**Aim of the exercise:**
Check each line of the listing, and copy it if it contains the word "submitted".

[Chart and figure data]
______

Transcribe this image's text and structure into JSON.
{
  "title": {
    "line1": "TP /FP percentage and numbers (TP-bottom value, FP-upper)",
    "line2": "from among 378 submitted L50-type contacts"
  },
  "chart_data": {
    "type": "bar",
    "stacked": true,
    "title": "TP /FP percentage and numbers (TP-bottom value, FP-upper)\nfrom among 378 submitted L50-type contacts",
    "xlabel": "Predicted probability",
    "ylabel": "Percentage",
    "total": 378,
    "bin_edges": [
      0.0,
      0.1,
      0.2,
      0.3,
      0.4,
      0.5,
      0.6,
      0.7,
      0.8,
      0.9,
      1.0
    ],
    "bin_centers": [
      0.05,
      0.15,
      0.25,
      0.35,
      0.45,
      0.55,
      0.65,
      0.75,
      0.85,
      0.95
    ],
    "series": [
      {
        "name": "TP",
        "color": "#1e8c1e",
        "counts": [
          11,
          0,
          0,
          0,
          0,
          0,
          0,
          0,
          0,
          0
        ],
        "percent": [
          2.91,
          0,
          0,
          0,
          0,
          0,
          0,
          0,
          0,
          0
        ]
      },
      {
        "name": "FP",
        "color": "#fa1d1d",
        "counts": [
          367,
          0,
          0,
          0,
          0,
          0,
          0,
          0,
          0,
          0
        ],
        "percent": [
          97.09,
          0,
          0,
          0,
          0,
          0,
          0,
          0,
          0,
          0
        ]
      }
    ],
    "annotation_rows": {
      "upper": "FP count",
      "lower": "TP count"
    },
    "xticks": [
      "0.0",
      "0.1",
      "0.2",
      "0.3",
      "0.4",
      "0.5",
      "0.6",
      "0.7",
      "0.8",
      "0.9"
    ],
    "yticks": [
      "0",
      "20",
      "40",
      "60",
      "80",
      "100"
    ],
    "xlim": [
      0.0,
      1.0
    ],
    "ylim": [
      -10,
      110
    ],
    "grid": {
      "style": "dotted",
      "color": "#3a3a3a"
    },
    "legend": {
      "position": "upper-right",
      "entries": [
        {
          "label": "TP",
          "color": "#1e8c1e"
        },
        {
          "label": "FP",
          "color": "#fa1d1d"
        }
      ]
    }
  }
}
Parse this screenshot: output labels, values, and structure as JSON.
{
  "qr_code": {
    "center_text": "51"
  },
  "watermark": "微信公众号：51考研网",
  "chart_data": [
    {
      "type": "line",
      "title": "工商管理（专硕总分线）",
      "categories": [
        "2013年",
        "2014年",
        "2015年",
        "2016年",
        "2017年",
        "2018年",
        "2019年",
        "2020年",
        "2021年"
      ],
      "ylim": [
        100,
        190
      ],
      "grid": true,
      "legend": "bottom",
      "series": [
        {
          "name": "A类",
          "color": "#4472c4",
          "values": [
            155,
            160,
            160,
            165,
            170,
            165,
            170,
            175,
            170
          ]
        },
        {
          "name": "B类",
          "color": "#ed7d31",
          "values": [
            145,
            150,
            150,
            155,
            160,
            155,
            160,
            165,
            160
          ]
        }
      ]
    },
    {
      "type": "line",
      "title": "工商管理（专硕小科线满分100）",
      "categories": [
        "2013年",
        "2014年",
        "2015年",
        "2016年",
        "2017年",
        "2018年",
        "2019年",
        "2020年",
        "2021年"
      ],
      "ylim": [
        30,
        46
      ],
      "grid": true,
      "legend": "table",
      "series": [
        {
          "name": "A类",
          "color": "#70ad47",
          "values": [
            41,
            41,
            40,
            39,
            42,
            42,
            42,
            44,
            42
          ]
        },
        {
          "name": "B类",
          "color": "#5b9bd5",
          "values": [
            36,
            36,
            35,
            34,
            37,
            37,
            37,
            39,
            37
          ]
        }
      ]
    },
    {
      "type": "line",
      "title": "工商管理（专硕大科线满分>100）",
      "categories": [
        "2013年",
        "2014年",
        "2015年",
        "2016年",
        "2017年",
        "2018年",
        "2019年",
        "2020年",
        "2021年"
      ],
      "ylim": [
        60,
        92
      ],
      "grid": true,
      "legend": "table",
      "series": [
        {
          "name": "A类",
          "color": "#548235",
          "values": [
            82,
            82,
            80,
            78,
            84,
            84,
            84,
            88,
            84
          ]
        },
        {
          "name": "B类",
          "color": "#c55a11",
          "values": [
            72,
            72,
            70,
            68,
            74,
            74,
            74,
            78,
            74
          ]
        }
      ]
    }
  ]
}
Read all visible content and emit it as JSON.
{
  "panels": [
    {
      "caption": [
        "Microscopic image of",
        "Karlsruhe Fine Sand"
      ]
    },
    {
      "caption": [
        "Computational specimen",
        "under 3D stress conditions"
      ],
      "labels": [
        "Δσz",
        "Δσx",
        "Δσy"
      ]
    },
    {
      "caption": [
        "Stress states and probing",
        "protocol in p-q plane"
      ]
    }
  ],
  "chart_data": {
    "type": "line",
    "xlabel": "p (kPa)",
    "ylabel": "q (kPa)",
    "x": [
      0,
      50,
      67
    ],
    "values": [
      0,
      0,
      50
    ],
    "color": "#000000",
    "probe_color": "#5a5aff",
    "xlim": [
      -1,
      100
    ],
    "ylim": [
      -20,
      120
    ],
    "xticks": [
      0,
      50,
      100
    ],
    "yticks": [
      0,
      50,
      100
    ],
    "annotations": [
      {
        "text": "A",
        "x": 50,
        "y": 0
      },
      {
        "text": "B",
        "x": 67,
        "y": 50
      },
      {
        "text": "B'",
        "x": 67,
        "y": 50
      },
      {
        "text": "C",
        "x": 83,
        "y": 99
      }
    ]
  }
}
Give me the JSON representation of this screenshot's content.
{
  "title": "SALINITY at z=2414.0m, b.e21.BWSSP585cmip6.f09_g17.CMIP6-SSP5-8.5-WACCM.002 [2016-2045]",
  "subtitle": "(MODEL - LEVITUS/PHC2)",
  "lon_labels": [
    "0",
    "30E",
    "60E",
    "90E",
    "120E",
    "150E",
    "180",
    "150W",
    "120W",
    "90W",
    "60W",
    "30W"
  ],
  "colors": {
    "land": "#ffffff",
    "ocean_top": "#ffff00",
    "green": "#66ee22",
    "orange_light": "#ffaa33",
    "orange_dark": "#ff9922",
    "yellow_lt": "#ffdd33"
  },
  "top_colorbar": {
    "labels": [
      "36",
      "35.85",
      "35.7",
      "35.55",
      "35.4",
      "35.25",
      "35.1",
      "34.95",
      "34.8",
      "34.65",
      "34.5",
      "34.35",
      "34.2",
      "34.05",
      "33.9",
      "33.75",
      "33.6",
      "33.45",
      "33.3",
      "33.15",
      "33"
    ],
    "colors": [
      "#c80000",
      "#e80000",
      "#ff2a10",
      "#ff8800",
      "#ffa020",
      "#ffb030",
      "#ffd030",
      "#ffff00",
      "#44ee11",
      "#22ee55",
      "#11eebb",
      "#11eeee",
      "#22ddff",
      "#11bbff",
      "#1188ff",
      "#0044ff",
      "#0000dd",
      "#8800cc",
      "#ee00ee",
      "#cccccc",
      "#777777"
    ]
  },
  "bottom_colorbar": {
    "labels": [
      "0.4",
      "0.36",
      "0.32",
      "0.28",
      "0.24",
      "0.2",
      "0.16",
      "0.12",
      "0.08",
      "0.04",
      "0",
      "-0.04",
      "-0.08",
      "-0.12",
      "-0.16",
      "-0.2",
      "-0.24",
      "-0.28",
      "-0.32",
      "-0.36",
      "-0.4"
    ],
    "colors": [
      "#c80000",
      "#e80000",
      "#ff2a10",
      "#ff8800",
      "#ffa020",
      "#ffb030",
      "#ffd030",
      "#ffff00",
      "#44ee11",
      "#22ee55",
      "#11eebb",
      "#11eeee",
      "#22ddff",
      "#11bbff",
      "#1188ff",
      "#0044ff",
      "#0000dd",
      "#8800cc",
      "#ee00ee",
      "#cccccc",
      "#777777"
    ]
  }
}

______

**Complete answer:**
    "line2": "from among 378 submitted L50-type contacts"
    "title": "TP /FP percentage and numbers (TP-bottom value, FP-upper)\nfrom among 378 submitted L50-type contacts",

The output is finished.